* Start DATASET EXCERPTS *

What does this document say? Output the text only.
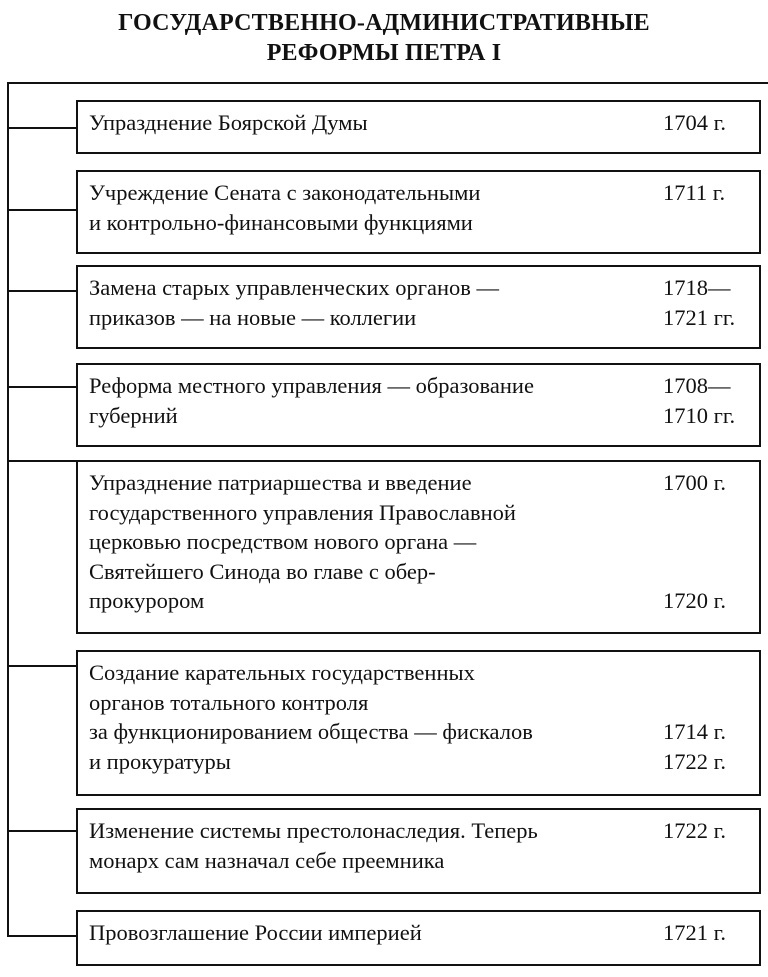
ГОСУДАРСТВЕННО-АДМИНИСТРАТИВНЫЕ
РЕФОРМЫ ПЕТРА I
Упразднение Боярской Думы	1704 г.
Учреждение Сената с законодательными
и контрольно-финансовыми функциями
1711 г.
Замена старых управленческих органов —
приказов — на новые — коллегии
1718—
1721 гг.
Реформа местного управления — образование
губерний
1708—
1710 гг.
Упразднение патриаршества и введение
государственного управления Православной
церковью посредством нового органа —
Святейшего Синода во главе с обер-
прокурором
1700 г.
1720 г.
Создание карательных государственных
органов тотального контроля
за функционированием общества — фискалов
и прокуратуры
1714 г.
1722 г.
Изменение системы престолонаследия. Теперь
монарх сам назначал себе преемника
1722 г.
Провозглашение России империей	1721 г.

* End DATASET EXCERPTS *

* _INSTRUCTION_
Skip the images and write out the rest of the listing exactly.

* _ANSWER IN FULL_
What does this document say? Output the text only.
ГОСУДАРСТВЕННО-АДМИНИСТРАТИВНЫЕ
РЕФОРМЫ ПЕТРА I
Упразднение Боярской Думы	1704 г.
Учреждение Сената с законодательными
и контрольно-финансовыми функциями
1711 г.
Замена старых управленческих органов —
приказов — на новые — коллегии
1718—
1721 гг.
Реформа местного управления — образование
губерний
1708—
1710 гг.
Упразднение патриаршества и введение
государственного управления Православной
церковью посредством нового органа —
Святейшего Синода во главе с обер-
прокурором
1700 г.
1720 г.
Создание карательных государственных
органов тотального контроля
за функционированием общества — фискалов
и прокуратуры
1714 г.
1722 г.
Изменение системы престолонаследия. Теперь
монарх сам назначал себе преемника
1722 г.
Провозглашение России империей	1721 г.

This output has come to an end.